--- PROBLEM STATEMENT ---
Go through the data below. List every line that holds the word "JSON".

Records from a dataset:
════

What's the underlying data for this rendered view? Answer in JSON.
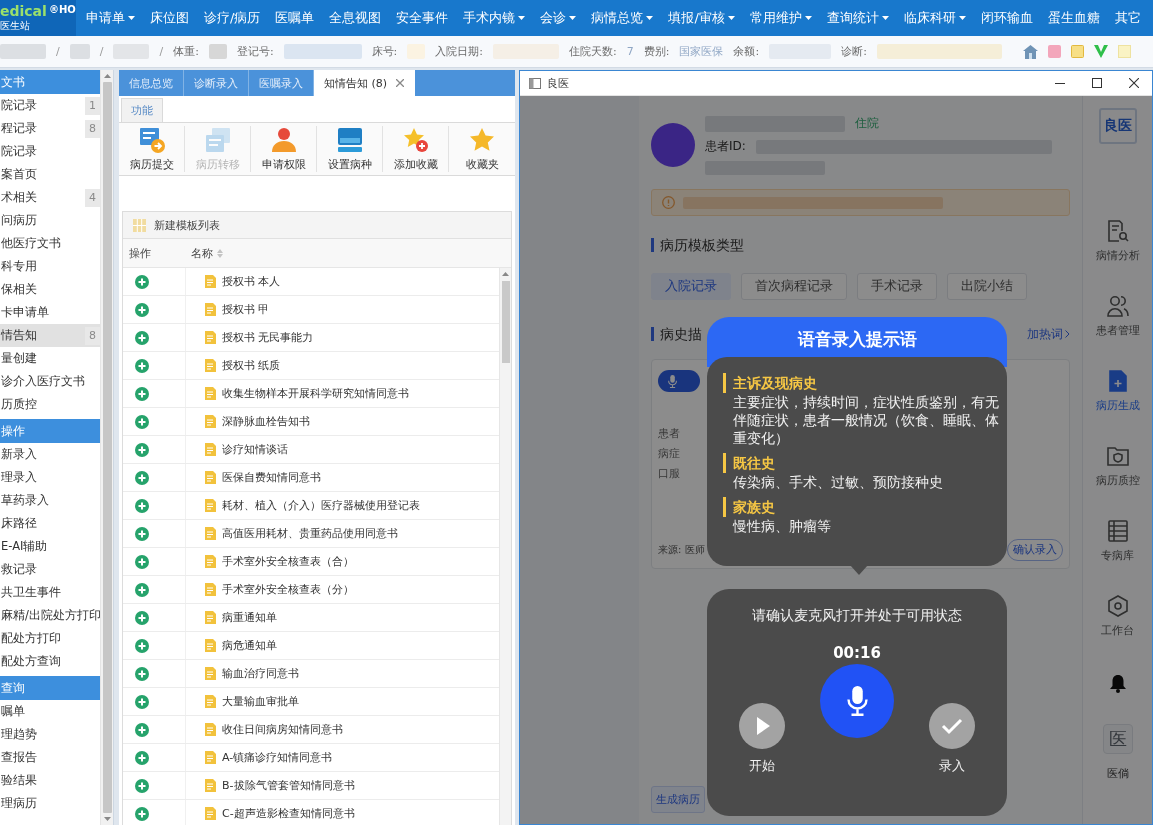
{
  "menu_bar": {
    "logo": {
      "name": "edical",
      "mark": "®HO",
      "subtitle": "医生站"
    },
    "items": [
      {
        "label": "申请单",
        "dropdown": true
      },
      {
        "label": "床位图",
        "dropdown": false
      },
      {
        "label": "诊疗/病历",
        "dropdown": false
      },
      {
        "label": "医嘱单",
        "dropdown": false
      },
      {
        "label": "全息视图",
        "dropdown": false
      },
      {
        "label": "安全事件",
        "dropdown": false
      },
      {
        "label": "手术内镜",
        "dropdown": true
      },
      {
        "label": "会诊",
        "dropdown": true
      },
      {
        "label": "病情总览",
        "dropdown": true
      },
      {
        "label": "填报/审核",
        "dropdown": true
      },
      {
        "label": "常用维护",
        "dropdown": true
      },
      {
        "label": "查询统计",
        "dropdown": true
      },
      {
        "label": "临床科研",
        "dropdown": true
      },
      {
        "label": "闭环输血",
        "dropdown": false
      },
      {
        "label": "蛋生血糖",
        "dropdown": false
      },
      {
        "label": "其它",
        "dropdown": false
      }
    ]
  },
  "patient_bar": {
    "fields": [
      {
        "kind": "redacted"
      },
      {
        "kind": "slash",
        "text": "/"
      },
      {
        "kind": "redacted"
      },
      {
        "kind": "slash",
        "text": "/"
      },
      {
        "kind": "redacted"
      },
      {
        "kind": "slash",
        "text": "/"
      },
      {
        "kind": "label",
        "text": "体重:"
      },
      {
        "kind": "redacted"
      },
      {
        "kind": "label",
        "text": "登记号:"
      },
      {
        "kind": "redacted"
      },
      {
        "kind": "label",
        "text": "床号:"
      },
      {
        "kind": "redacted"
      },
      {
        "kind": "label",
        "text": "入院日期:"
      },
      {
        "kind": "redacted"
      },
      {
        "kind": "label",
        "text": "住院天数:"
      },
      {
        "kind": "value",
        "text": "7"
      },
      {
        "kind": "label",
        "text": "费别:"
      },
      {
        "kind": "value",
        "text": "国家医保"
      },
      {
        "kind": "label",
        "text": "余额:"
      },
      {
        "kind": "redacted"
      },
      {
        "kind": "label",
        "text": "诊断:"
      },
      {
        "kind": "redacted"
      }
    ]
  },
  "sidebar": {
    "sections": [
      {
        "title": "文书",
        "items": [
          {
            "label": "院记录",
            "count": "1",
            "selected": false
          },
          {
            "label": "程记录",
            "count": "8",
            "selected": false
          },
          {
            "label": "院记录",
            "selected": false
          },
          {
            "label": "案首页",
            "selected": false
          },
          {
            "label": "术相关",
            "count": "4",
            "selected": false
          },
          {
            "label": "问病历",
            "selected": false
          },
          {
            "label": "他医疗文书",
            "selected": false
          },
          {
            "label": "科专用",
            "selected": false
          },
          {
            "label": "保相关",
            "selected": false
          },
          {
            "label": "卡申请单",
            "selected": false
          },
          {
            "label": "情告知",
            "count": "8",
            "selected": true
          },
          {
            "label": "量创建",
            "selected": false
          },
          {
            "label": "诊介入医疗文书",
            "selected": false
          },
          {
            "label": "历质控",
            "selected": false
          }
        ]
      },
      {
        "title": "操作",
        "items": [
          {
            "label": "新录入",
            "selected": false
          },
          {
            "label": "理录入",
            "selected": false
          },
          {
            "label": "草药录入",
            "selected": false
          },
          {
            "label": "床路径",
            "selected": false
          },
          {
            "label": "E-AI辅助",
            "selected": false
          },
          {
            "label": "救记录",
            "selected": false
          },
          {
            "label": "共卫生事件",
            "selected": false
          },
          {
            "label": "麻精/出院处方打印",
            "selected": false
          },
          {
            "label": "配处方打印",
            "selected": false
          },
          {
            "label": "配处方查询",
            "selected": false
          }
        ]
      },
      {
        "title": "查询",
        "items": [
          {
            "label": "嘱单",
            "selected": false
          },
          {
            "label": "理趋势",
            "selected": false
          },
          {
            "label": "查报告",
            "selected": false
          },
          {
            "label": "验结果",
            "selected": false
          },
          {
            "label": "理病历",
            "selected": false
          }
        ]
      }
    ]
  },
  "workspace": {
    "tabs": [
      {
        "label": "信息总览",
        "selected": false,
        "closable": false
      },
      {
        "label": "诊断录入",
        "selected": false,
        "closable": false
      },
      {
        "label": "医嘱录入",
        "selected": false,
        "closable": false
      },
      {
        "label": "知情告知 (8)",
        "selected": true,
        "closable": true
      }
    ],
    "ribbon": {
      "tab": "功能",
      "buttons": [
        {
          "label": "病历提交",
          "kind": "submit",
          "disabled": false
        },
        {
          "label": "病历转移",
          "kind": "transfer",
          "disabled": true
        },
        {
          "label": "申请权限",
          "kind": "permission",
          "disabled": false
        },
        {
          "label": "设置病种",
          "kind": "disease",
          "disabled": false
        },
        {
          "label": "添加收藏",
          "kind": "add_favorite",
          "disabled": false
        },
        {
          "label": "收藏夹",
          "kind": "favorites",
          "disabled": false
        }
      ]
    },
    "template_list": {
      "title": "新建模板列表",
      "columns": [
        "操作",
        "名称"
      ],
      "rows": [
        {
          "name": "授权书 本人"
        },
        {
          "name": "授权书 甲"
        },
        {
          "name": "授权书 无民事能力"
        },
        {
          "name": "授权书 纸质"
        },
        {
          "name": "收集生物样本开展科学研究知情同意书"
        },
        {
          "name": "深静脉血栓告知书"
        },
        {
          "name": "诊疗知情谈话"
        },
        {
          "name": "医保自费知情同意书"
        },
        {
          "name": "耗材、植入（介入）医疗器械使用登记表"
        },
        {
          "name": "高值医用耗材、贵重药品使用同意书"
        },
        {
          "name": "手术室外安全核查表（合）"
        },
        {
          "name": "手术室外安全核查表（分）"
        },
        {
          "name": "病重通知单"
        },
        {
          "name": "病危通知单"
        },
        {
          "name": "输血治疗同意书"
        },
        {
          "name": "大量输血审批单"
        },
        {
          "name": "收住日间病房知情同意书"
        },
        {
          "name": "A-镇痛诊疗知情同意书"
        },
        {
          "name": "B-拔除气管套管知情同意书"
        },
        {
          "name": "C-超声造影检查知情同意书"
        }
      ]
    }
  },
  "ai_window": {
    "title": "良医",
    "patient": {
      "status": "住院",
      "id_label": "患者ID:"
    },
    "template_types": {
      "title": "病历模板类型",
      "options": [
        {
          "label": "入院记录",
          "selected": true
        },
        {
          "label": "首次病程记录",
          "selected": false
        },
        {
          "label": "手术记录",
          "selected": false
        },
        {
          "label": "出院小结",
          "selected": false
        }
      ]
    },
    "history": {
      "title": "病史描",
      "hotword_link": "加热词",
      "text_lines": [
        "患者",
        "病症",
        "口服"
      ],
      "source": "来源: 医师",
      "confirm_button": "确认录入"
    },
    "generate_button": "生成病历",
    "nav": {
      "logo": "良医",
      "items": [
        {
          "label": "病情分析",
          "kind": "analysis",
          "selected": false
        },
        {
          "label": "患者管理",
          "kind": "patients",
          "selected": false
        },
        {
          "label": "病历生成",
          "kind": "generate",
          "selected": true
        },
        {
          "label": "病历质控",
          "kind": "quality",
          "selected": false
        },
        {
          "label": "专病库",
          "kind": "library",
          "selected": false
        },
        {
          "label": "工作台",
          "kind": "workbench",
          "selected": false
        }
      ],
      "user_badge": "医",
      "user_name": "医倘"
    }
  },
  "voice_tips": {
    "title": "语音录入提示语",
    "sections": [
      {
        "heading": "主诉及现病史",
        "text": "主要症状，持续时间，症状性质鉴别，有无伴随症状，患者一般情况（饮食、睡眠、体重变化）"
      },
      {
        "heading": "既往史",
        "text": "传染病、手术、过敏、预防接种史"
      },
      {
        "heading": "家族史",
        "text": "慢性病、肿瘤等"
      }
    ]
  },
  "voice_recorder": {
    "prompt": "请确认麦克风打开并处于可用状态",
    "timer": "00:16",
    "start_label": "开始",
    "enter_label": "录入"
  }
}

════

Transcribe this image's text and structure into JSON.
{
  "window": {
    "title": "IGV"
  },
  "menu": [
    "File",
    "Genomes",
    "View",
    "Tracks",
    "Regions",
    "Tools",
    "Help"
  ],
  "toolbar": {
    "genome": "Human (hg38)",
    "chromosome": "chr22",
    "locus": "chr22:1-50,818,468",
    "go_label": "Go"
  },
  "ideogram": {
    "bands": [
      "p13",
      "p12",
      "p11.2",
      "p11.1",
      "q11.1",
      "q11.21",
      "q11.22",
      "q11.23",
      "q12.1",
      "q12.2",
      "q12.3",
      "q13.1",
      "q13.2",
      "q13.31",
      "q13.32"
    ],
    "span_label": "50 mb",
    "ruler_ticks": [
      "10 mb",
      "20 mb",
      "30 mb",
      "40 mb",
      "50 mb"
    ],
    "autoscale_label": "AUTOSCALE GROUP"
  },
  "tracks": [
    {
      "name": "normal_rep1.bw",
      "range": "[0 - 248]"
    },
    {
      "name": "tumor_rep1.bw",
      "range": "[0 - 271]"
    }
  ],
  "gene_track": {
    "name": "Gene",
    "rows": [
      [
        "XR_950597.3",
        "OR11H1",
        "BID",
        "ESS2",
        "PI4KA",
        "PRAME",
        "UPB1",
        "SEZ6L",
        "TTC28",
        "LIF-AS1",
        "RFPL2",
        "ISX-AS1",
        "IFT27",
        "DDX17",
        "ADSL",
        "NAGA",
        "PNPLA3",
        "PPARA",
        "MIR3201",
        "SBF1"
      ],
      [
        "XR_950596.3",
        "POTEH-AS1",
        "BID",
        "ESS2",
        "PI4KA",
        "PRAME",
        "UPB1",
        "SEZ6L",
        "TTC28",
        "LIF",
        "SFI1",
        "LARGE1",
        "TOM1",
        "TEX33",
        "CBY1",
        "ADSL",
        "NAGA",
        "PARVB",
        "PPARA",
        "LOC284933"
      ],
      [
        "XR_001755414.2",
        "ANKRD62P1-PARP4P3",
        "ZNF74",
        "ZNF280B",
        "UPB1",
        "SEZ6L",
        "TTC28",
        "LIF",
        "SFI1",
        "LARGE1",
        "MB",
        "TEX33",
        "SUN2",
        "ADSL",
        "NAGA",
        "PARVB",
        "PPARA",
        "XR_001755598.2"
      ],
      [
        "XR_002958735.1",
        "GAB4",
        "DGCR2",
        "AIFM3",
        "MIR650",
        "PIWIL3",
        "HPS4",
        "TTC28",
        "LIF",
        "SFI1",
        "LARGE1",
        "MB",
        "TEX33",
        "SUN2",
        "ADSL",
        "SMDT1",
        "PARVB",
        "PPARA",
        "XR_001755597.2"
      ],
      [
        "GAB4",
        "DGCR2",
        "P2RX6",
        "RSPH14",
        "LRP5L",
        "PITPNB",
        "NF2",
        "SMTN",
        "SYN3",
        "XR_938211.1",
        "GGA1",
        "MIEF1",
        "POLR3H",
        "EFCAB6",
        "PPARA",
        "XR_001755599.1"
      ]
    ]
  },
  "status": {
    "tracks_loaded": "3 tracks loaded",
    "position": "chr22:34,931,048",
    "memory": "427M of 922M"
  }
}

════

--- OUTPUT FOR THIS EXERCISE ---
What's the underlying data for this rendered view? Answer in JSON.
Transcribe this image's text and structure into JSON.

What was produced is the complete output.